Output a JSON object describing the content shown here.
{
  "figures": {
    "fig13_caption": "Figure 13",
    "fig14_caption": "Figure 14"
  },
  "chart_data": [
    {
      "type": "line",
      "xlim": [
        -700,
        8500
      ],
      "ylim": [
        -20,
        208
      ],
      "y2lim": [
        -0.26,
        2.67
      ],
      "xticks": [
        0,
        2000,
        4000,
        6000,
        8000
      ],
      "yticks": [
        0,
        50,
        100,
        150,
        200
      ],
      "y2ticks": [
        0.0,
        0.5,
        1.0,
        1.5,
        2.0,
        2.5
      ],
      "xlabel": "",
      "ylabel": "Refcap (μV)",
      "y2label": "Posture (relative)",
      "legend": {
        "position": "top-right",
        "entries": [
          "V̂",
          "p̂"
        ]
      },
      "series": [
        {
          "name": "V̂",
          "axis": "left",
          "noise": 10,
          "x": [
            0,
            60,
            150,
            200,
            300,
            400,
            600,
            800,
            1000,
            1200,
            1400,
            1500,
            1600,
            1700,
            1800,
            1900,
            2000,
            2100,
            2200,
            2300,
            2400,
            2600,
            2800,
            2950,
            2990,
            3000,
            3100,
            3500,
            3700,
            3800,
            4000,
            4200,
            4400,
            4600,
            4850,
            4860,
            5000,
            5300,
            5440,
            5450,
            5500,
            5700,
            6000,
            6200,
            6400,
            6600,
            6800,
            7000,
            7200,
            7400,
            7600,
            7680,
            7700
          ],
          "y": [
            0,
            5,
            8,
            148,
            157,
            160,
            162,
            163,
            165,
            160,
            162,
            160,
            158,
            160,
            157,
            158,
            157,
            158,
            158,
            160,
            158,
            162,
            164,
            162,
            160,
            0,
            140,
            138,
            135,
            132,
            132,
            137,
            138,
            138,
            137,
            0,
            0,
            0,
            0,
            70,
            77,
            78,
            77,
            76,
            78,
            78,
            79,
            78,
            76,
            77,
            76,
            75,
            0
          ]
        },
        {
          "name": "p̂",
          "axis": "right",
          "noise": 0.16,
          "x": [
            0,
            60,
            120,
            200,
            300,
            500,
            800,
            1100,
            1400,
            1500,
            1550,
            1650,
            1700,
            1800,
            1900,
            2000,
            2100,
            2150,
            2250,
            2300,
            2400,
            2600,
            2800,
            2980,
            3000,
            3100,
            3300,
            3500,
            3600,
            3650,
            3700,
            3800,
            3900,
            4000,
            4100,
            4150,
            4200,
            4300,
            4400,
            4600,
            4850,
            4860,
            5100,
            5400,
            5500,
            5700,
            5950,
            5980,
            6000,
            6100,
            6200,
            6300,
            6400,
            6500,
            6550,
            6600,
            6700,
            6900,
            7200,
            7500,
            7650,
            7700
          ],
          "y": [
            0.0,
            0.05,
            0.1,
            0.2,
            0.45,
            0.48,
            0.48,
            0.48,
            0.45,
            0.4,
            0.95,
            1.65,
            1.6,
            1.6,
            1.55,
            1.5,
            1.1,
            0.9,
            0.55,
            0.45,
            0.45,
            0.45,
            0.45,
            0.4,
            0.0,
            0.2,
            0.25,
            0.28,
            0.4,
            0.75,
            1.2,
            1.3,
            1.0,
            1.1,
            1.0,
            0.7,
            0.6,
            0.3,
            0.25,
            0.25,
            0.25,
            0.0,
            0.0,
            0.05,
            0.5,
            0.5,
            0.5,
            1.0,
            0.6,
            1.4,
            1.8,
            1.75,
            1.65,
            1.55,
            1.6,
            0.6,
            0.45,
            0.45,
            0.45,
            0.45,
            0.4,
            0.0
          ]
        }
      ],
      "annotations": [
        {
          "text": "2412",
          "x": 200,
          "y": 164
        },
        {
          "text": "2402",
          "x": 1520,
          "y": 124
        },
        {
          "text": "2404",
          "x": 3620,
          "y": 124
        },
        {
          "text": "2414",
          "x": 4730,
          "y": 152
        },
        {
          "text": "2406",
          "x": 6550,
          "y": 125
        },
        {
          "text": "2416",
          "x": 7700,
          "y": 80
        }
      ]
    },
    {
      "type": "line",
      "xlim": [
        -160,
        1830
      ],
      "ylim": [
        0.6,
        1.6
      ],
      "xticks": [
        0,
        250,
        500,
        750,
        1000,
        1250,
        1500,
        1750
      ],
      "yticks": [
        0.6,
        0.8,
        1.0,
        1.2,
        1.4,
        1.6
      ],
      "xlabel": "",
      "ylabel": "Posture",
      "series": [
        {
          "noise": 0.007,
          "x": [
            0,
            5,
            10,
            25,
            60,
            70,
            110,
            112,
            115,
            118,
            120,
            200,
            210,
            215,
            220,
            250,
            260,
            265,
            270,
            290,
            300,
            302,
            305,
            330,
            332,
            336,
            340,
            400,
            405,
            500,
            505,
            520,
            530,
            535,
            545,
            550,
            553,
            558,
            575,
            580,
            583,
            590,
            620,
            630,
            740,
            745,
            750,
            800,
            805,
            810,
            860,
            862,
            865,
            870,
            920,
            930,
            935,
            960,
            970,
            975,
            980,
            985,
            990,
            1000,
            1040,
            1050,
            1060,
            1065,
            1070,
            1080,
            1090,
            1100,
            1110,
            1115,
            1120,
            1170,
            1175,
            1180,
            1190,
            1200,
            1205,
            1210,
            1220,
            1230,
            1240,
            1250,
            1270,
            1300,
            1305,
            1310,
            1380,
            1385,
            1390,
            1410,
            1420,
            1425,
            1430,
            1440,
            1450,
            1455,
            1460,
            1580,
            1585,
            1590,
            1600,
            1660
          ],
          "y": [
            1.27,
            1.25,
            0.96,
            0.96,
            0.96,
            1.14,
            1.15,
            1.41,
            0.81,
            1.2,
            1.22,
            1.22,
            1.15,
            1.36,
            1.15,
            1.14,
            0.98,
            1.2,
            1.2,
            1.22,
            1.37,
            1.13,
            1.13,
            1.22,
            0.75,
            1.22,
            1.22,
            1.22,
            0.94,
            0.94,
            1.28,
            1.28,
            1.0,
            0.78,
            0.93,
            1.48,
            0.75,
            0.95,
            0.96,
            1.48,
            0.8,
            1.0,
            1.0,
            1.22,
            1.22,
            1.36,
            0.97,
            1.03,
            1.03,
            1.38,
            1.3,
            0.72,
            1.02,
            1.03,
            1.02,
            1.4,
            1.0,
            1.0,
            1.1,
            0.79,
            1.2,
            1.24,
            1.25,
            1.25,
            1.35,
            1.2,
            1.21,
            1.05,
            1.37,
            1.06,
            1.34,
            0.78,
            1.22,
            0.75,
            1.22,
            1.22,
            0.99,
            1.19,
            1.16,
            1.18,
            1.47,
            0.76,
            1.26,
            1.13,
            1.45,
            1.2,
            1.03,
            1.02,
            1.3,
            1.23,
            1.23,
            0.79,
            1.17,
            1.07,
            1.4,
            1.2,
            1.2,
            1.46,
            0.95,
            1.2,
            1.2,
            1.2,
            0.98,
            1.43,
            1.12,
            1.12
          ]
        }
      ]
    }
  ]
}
━━━━━━━━
:: Your task ::
Reproduce all the records precisely.

:: Written answer ::
Output a JSON object describing the content shown here.
{
  "figures": {
    "fig13_caption": "Figure 13",
    "fig14_caption": "Figure 14"
  },
  "chart_data": [
    {
      "type": "line",
      "xlim": [
        -700,
        8500
      ],
      "ylim": [
        -20,
        208
      ],
      "y2lim": [
        -0.26,
        2.67
      ],
      "xticks": [
        0,
        2000,
        4000,
        6000,
        8000
      ],
      "yticks": [
        0,
        50,
        100,
        150,
        200
      ],
      "y2ticks": [
        0.0,
        0.5,
        1.0,
        1.5,
        2.0,
        2.5
      ],
      "xlabel": "",
      "ylabel": "Refcap (μV)",
      "y2label": "Posture (relative)",
      "legend": {
        "position": "top-right",
        "entries": [
          "V̂",
          "p̂"
        ]
      },
      "series": [
        {
          "name": "V̂",
          "axis": "left",
          "noise": 10,
          "x": [
            0,
            60,
            150,
            200,
            300,
            400,
            600,
            800,
            1000,
            1200,
            1400,
            1500,
            1600,
            1700,
            1800,
            1900,
            2000,
            2100,
            2200,
            2300,
            2400,
            2600,
            2800,
            2950,
            2990,
            3000,
            3100,
            3500,
            3700,
            3800,
            4000,
            4200,
            4400,
            4600,
            4850,
            4860,
            5000,
            5300,
            5440,
            5450,
            5500,
            5700,
            6000,
            6200,
            6400,
            6600,
            6800,
            7000,
            7200,
            7400,
            7600,
            7680,
            7700
          ],
          "y": [
            0,
            5,
            8,
            148,
            157,
            160,
            162,
            163,
            165,
            160,
            162,
            160,
            158,
            160,
            157,
            158,
            157,
            158,
            158,
            160,
            158,
            162,
            164,
            162,
            160,
            0,
            140,
            138,
            135,
            132,
            132,
            137,
            138,
            138,
            137,
            0,
            0,
            0,
            0,
            70,
            77,
            78,
            77,
            76,
            78,
            78,
            79,
            78,
            76,
            77,
            76,
            75,
            0
          ]
        },
        {
          "name": "p̂",
          "axis": "right",
          "noise": 0.16,
          "x": [
            0,
            60,
            120,
            200,
            300,
            500,
            800,
            1100,
            1400,
            1500,
            1550,
            1650,
            1700,
            1800,
            1900,
            2000,
            2100,
            2150,
            2250,
            2300,
            2400,
            2600,
            2800,
            2980,
            3000,
            3100,
            3300,
            3500,
            3600,
            3650,
            3700,
            3800,
            3900,
            4000,
            4100,
            4150,
            4200,
            4300,
            4400,
            4600,
            4850,
            4860,
            5100,
            5400,
            5500,
            5700,
            5950,
            5980,
            6000,
            6100,
            6200,
            6300,
            6400,
            6500,
            6550,
            6600,
            6700,
            6900,
            7200,
            7500,
            7650,
            7700
          ],
          "y": [
            0.0,
            0.05,
            0.1,
            0.2,
            0.45,
            0.48,
            0.48,
            0.48,
            0.45,
            0.4,
            0.95,
            1.65,
            1.6,
            1.6,
            1.55,
            1.5,
            1.1,
            0.9,
            0.55,
            0.45,
            0.45,
            0.45,
            0.45,
            0.4,
            0.0,
            0.2,
            0.25,
            0.28,
            0.4,
            0.75,
            1.2,
            1.3,
            1.0,
            1.1,
            1.0,
            0.7,
            0.6,
            0.3,
            0.25,
            0.25,
            0.25,
            0.0,
            0.0,
            0.05,
            0.5,
            0.5,
            0.5,
            1.0,
            0.6,
            1.4,
            1.8,
            1.75,
            1.65,
            1.55,
            1.6,
            0.6,
            0.45,
            0.45,
            0.45,
            0.45,
            0.4,
            0.0
          ]
        }
      ],
      "annotations": [
        {
          "text": "2412",
          "x": 200,
          "y": 164
        },
        {
          "text": "2402",
          "x": 1520,
          "y": 124
        },
        {
          "text": "2404",
          "x": 3620,
          "y": 124
        },
        {
          "text": "2414",
          "x": 4730,
          "y": 152
        },
        {
          "text": "2406",
          "x": 6550,
          "y": 125
        },
        {
          "text": "2416",
          "x": 7700,
          "y": 80
        }
      ]
    },
    {
      "type": "line",
      "xlim": [
        -160,
        1830
      ],
      "ylim": [
        0.6,
        1.6
      ],
      "xticks": [
        0,
        250,
        500,
        750,
        1000,
        1250,
        1500,
        1750
      ],
      "yticks": [
        0.6,
        0.8,
        1.0,
        1.2,
        1.4,
        1.6
      ],
      "xlabel": "",
      "ylabel": "Posture",
      "series": [
        {
          "noise": 0.007,
          "x": [
            0,
            5,
            10,
            25,
            60,
            70,
            110,
            112,
            115,
            118,
            120,
            200,
            210,
            215,
            220,
            250,
            260,
            265,
            270,
            290,
            300,
            302,
            305,
            330,
            332,
            336,
            340,
            400,
            405,
            500,
            505,
            520,
            530,
            535,
            545,
            550,
            553,
            558,
            575,
            580,
            583,
            590,
            620,
            630,
            740,
            745,
            750,
            800,
            805,
            810,
            860,
            862,
            865,
            870,
            920,
            930,
            935,
            960,
            970,
            975,
            980,
            985,
            990,
            1000,
            1040,
            1050,
            1060,
            1065,
            1070,
            1080,
            1090,
            1100,
            1110,
            1115,
            1120,
            1170,
            1175,
            1180,
            1190,
            1200,
            1205,
            1210,
            1220,
            1230,
            1240,
            1250,
            1270,
            1300,
            1305,
            1310,
            1380,
            1385,
            1390,
            1410,
            1420,
            1425,
            1430,
            1440,
            1450,
            1455,
            1460,
            1580,
            1585,
            1590,
            1600,
            1660
          ],
          "y": [
            1.27,
            1.25,
            0.96,
            0.96,
            0.96,
            1.14,
            1.15,
            1.41,
            0.81,
            1.2,
            1.22,
            1.22,
            1.15,
            1.36,
            1.15,
            1.14,
            0.98,
            1.2,
            1.2,
            1.22,
            1.37,
            1.13,
            1.13,
            1.22,
            0.75,
            1.22,
            1.22,
            1.22,
            0.94,
            0.94,
            1.28,
            1.28,
            1.0,
            0.78,
            0.93,
            1.48,
            0.75,
            0.95,
            0.96,
            1.48,
            0.8,
            1.0,
            1.0,
            1.22,
            1.22,
            1.36,
            0.97,
            1.03,
            1.03,
            1.38,
            1.3,
            0.72,
            1.02,
            1.03,
            1.02,
            1.4,
            1.0,
            1.0,
            1.1,
            0.79,
            1.2,
            1.24,
            1.25,
            1.25,
            1.35,
            1.2,
            1.21,
            1.05,
            1.37,
            1.06,
            1.34,
            0.78,
            1.22,
            0.75,
            1.22,
            1.22,
            0.99,
            1.19,
            1.16,
            1.18,
            1.47,
            0.76,
            1.26,
            1.13,
            1.45,
            1.2,
            1.03,
            1.02,
            1.3,
            1.23,
            1.23,
            0.79,
            1.17,
            1.07,
            1.4,
            1.2,
            1.2,
            1.46,
            0.95,
            1.2,
            1.2,
            1.2,
            0.98,
            1.43,
            1.12,
            1.12
          ]
        }
      ]
    }
  ]
}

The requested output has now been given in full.